— Dataset records —
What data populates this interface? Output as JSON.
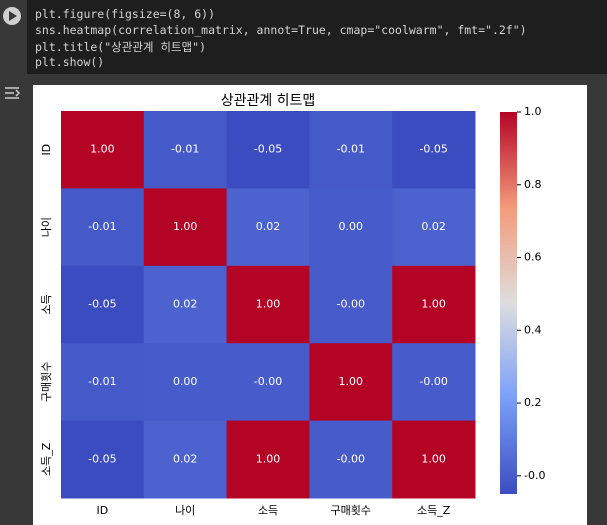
{
  "cell": {
    "code": [
      "plt.figure(figsize=(8, 6))",
      "sns.heatmap(correlation_matrix, annot=True, cmap=\"coolwarm\", fmt=\".2f\")",
      "plt.title(\"상관관계 히트맵\")",
      "plt.show()"
    ]
  },
  "chart_data": {
    "type": "heatmap",
    "title": "상관관계 히트맵",
    "categories": [
      "ID",
      "나이",
      "소득",
      "구매횟수",
      "소득_Z"
    ],
    "values": [
      [
        1,
        -0.01,
        -0.05,
        -0.01,
        -0.05
      ],
      [
        -0.01,
        1,
        0.02,
        0,
        0.02
      ],
      [
        -0.05,
        0.02,
        1,
        -0.001,
        1
      ],
      [
        -0.01,
        0,
        -0.001,
        1,
        -0.001
      ],
      [
        -0.05,
        0.02,
        1,
        -0.001,
        1
      ]
    ],
    "value_labels": [
      [
        "1.00",
        "-0.01",
        "-0.05",
        "-0.01",
        "-0.05"
      ],
      [
        "-0.01",
        "1.00",
        "0.02",
        "0.00",
        "0.02"
      ],
      [
        "-0.05",
        "0.02",
        "1.00",
        "-0.00",
        "1.00"
      ],
      [
        "-0.01",
        "0.00",
        "-0.00",
        "1.00",
        "-0.00"
      ],
      [
        "-0.05",
        "0.02",
        "1.00",
        "-0.00",
        "1.00"
      ]
    ],
    "colormap": "coolwarm",
    "clim": [
      -0.05,
      1.0
    ],
    "cticks": [
      {
        "value": 0,
        "label": "-0.0"
      },
      0.2,
      0.4,
      0.6,
      0.8,
      {
        "value": 1,
        "label": "1.0"
      }
    ]
  }
}
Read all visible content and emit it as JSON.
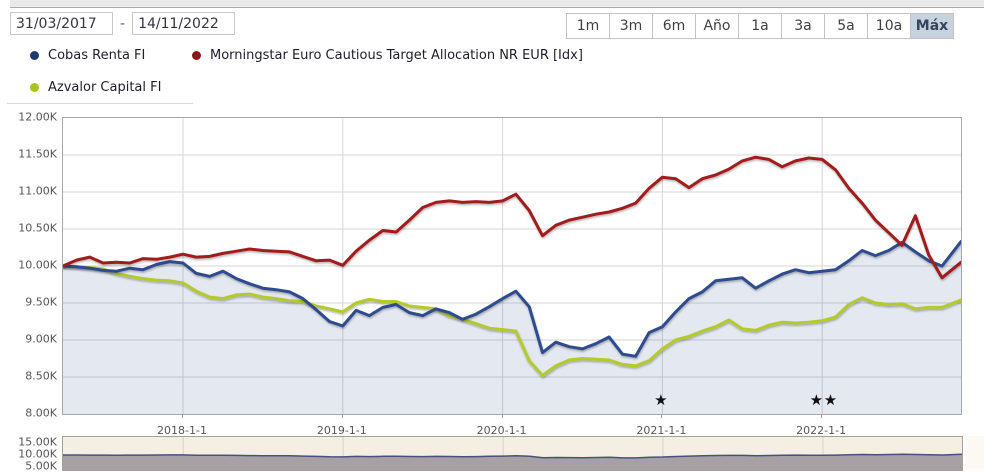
{
  "toolbar": {
    "date_from": "31/03/2017",
    "date_to": "14/11/2022",
    "date_separator": "-",
    "range_buttons": [
      {
        "label": "1m",
        "active": false
      },
      {
        "label": "3m",
        "active": false
      },
      {
        "label": "6m",
        "active": false
      },
      {
        "label": "Año",
        "active": false
      },
      {
        "label": "1a",
        "active": false
      },
      {
        "label": "3a",
        "active": false
      },
      {
        "label": "5a",
        "active": false
      },
      {
        "label": "10a",
        "active": false
      },
      {
        "label": "Máx",
        "active": true
      }
    ],
    "active_button_bg": "#c7d2df"
  },
  "legend": {
    "items": [
      {
        "name": "Cobas Renta FI",
        "color": "#1d3a6d"
      },
      {
        "name": "Morningstar Euro Cautious Target Allocation NR EUR [Idx]",
        "color": "#8f1616"
      },
      {
        "name": "Azvalor Capital FI",
        "color": "#a9c31d"
      }
    ]
  },
  "chart_data": {
    "type": "line",
    "unit": "K",
    "x_start": "2017-03-31",
    "x_end": "2022-11-14",
    "ylim": [
      8,
      12
    ],
    "grid": true,
    "area_fill": "rgba(45,76,142,0.13)",
    "y_tick_labels": [
      {
        "value": 12.0,
        "label": "12.00K"
      },
      {
        "value": 11.5,
        "label": "11.50K"
      },
      {
        "value": 11.0,
        "label": "11.00K"
      },
      {
        "value": 10.5,
        "label": "10.50K"
      },
      {
        "value": 10.0,
        "label": "10.00K"
      },
      {
        "value": 9.5,
        "label": "9.50K"
      },
      {
        "value": 9.0,
        "label": "9.00K"
      },
      {
        "value": 8.5,
        "label": "8.50K"
      },
      {
        "value": 8.0,
        "label": "8.00K"
      }
    ],
    "x_ticks": [
      {
        "date": "2018-01",
        "label": "2018-1-1"
      },
      {
        "date": "2019-01",
        "label": "2019-1-1"
      },
      {
        "date": "2020-01",
        "label": "2020-1-1"
      },
      {
        "date": "2021-01",
        "label": "2021-1-1"
      },
      {
        "date": "2022-01",
        "label": "2022-1-1"
      }
    ],
    "series": [
      {
        "name": "Cobas Renta FI",
        "color": "#2d4c8e",
        "area": true,
        "points": [
          [
            "2017-03-31",
            10.0
          ],
          [
            "2017-05",
            9.99
          ],
          [
            "2017-06",
            9.97
          ],
          [
            "2017-07",
            9.94
          ],
          [
            "2017-08",
            9.93
          ],
          [
            "2017-09",
            9.97
          ],
          [
            "2017-10",
            9.95
          ],
          [
            "2017-11",
            10.02
          ],
          [
            "2017-12",
            10.06
          ],
          [
            "2018-01",
            10.04
          ],
          [
            "2018-02",
            9.9
          ],
          [
            "2018-03",
            9.86
          ],
          [
            "2018-04",
            9.93
          ],
          [
            "2018-05",
            9.83
          ],
          [
            "2018-06",
            9.76
          ],
          [
            "2018-07",
            9.7
          ],
          [
            "2018-08",
            9.68
          ],
          [
            "2018-09",
            9.65
          ],
          [
            "2018-10",
            9.56
          ],
          [
            "2018-11",
            9.41
          ],
          [
            "2018-12",
            9.25
          ],
          [
            "2019-01",
            9.19
          ],
          [
            "2019-02",
            9.4
          ],
          [
            "2019-03",
            9.33
          ],
          [
            "2019-04",
            9.44
          ],
          [
            "2019-05",
            9.48
          ],
          [
            "2019-06",
            9.37
          ],
          [
            "2019-07",
            9.33
          ],
          [
            "2019-08",
            9.42
          ],
          [
            "2019-09",
            9.37
          ],
          [
            "2019-10",
            9.28
          ],
          [
            "2019-11",
            9.35
          ],
          [
            "2019-12",
            9.45
          ],
          [
            "2020-01",
            9.56
          ],
          [
            "2020-02",
            9.66
          ],
          [
            "2020-03",
            9.45
          ],
          [
            "2020-04",
            8.83
          ],
          [
            "2020-05",
            8.97
          ],
          [
            "2020-06",
            8.91
          ],
          [
            "2020-07",
            8.88
          ],
          [
            "2020-08",
            8.95
          ],
          [
            "2020-09",
            9.04
          ],
          [
            "2020-10",
            8.81
          ],
          [
            "2020-11",
            8.78
          ],
          [
            "2020-12",
            9.1
          ],
          [
            "2021-01",
            9.18
          ],
          [
            "2021-02",
            9.38
          ],
          [
            "2021-03",
            9.56
          ],
          [
            "2021-04",
            9.65
          ],
          [
            "2021-05",
            9.8
          ],
          [
            "2021-06",
            9.82
          ],
          [
            "2021-07",
            9.84
          ],
          [
            "2021-08",
            9.7
          ],
          [
            "2021-09",
            9.8
          ],
          [
            "2021-10",
            9.89
          ],
          [
            "2021-11",
            9.95
          ],
          [
            "2021-12",
            9.91
          ],
          [
            "2022-01",
            9.93
          ],
          [
            "2022-02",
            9.95
          ],
          [
            "2022-03",
            10.07
          ],
          [
            "2022-04",
            10.21
          ],
          [
            "2022-05",
            10.14
          ],
          [
            "2022-06",
            10.21
          ],
          [
            "2022-07",
            10.32
          ],
          [
            "2022-08",
            10.19
          ],
          [
            "2022-09",
            10.07
          ],
          [
            "2022-10",
            10.0
          ],
          [
            "2022-11-14",
            10.33
          ]
        ]
      },
      {
        "name": "Morningstar Euro Cautious Target Allocation NR EUR [Idx]",
        "color": "#a11b1b",
        "area": false,
        "points": [
          [
            "2017-03-31",
            10.0
          ],
          [
            "2017-05",
            10.08
          ],
          [
            "2017-06",
            10.12
          ],
          [
            "2017-07",
            10.04
          ],
          [
            "2017-08",
            10.05
          ],
          [
            "2017-09",
            10.04
          ],
          [
            "2017-10",
            10.1
          ],
          [
            "2017-11",
            10.09
          ],
          [
            "2017-12",
            10.12
          ],
          [
            "2018-01",
            10.16
          ],
          [
            "2018-02",
            10.12
          ],
          [
            "2018-03",
            10.13
          ],
          [
            "2018-04",
            10.17
          ],
          [
            "2018-05",
            10.2
          ],
          [
            "2018-06",
            10.23
          ],
          [
            "2018-07",
            10.21
          ],
          [
            "2018-08",
            10.2
          ],
          [
            "2018-09",
            10.19
          ],
          [
            "2018-10",
            10.13
          ],
          [
            "2018-11",
            10.07
          ],
          [
            "2018-12",
            10.08
          ],
          [
            "2019-01",
            10.01
          ],
          [
            "2019-02",
            10.2
          ],
          [
            "2019-03",
            10.35
          ],
          [
            "2019-04",
            10.48
          ],
          [
            "2019-05",
            10.46
          ],
          [
            "2019-06",
            10.62
          ],
          [
            "2019-07",
            10.79
          ],
          [
            "2019-08",
            10.86
          ],
          [
            "2019-09",
            10.88
          ],
          [
            "2019-10",
            10.86
          ],
          [
            "2019-11",
            10.87
          ],
          [
            "2019-12",
            10.86
          ],
          [
            "2020-01",
            10.88
          ],
          [
            "2020-02",
            10.97
          ],
          [
            "2020-03",
            10.75
          ],
          [
            "2020-04",
            10.41
          ],
          [
            "2020-05",
            10.55
          ],
          [
            "2020-06",
            10.62
          ],
          [
            "2020-07",
            10.66
          ],
          [
            "2020-08",
            10.7
          ],
          [
            "2020-09",
            10.73
          ],
          [
            "2020-10",
            10.78
          ],
          [
            "2020-11",
            10.85
          ],
          [
            "2020-12",
            11.05
          ],
          [
            "2021-01",
            11.2
          ],
          [
            "2021-02",
            11.18
          ],
          [
            "2021-03",
            11.06
          ],
          [
            "2021-04",
            11.18
          ],
          [
            "2021-05",
            11.23
          ],
          [
            "2021-06",
            11.31
          ],
          [
            "2021-07",
            11.42
          ],
          [
            "2021-08",
            11.47
          ],
          [
            "2021-09",
            11.44
          ],
          [
            "2021-10",
            11.34
          ],
          [
            "2021-11",
            11.42
          ],
          [
            "2021-12",
            11.46
          ],
          [
            "2022-01",
            11.44
          ],
          [
            "2022-02",
            11.3
          ],
          [
            "2022-03",
            11.05
          ],
          [
            "2022-04",
            10.85
          ],
          [
            "2022-05",
            10.62
          ],
          [
            "2022-06",
            10.45
          ],
          [
            "2022-07",
            10.28
          ],
          [
            "2022-08",
            10.68
          ],
          [
            "2022-09",
            10.15
          ],
          [
            "2022-10",
            9.84
          ],
          [
            "2022-11-14",
            10.05
          ]
        ]
      },
      {
        "name": "Azvalor Capital FI",
        "color": "#b3ca2b",
        "area": false,
        "points": [
          [
            "2017-03-31",
            10.0
          ],
          [
            "2017-05",
            9.99
          ],
          [
            "2017-06",
            9.98
          ],
          [
            "2017-07",
            9.96
          ],
          [
            "2017-08",
            9.9
          ],
          [
            "2017-09",
            9.86
          ],
          [
            "2017-10",
            9.83
          ],
          [
            "2017-11",
            9.81
          ],
          [
            "2017-12",
            9.8
          ],
          [
            "2018-01",
            9.77
          ],
          [
            "2018-02",
            9.66
          ],
          [
            "2018-03",
            9.58
          ],
          [
            "2018-04",
            9.56
          ],
          [
            "2018-05",
            9.61
          ],
          [
            "2018-06",
            9.62
          ],
          [
            "2018-07",
            9.58
          ],
          [
            "2018-08",
            9.56
          ],
          [
            "2018-09",
            9.53
          ],
          [
            "2018-10",
            9.52
          ],
          [
            "2018-11",
            9.46
          ],
          [
            "2018-12",
            9.42
          ],
          [
            "2019-01",
            9.38
          ],
          [
            "2019-02",
            9.5
          ],
          [
            "2019-03",
            9.55
          ],
          [
            "2019-04",
            9.52
          ],
          [
            "2019-05",
            9.52
          ],
          [
            "2019-06",
            9.46
          ],
          [
            "2019-07",
            9.44
          ],
          [
            "2019-08",
            9.42
          ],
          [
            "2019-09",
            9.33
          ],
          [
            "2019-10",
            9.28
          ],
          [
            "2019-11",
            9.22
          ],
          [
            "2019-12",
            9.16
          ],
          [
            "2020-01",
            9.14
          ],
          [
            "2020-02",
            9.12
          ],
          [
            "2020-03",
            8.72
          ],
          [
            "2020-04",
            8.52
          ],
          [
            "2020-05",
            8.65
          ],
          [
            "2020-06",
            8.73
          ],
          [
            "2020-07",
            8.75
          ],
          [
            "2020-08",
            8.74
          ],
          [
            "2020-09",
            8.73
          ],
          [
            "2020-10",
            8.67
          ],
          [
            "2020-11",
            8.65
          ],
          [
            "2020-12",
            8.72
          ],
          [
            "2021-01",
            8.88
          ],
          [
            "2021-02",
            9.0
          ],
          [
            "2021-03",
            9.05
          ],
          [
            "2021-04",
            9.12
          ],
          [
            "2021-05",
            9.18
          ],
          [
            "2021-06",
            9.27
          ],
          [
            "2021-07",
            9.15
          ],
          [
            "2021-08",
            9.13
          ],
          [
            "2021-09",
            9.2
          ],
          [
            "2021-10",
            9.24
          ],
          [
            "2021-11",
            9.23
          ],
          [
            "2021-12",
            9.24
          ],
          [
            "2022-01",
            9.26
          ],
          [
            "2022-02",
            9.31
          ],
          [
            "2022-03",
            9.48
          ],
          [
            "2022-04",
            9.57
          ],
          [
            "2022-05",
            9.5
          ],
          [
            "2022-06",
            9.48
          ],
          [
            "2022-07",
            9.49
          ],
          [
            "2022-08",
            9.42
          ],
          [
            "2022-09",
            9.44
          ],
          [
            "2022-10",
            9.44
          ],
          [
            "2022-11-14",
            9.54
          ]
        ]
      }
    ],
    "markers": [
      {
        "date": "2020-12-28",
        "value": 8.19,
        "symbol": "★"
      },
      {
        "date": "2021-12-18",
        "value": 8.19,
        "symbol": "★"
      },
      {
        "date": "2022-01-20",
        "value": 8.19,
        "symbol": "★"
      }
    ]
  },
  "navigator": {
    "series": "Cobas Renta FI",
    "bg": "#f5efe3",
    "area_fill": "#a7a1a6",
    "line_color": "#46527e",
    "y_ticks": [
      {
        "value": 15,
        "label": "15.00K"
      },
      {
        "value": 10,
        "label": "10.00K"
      },
      {
        "value": 5,
        "label": "5.00K"
      }
    ]
  }
}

— Given request —
Pick out and copy the lines of the material that include the word "JSON".

— Solution —
What data populates this interface? Output as JSON.
Read all visible content and emit it as JSON.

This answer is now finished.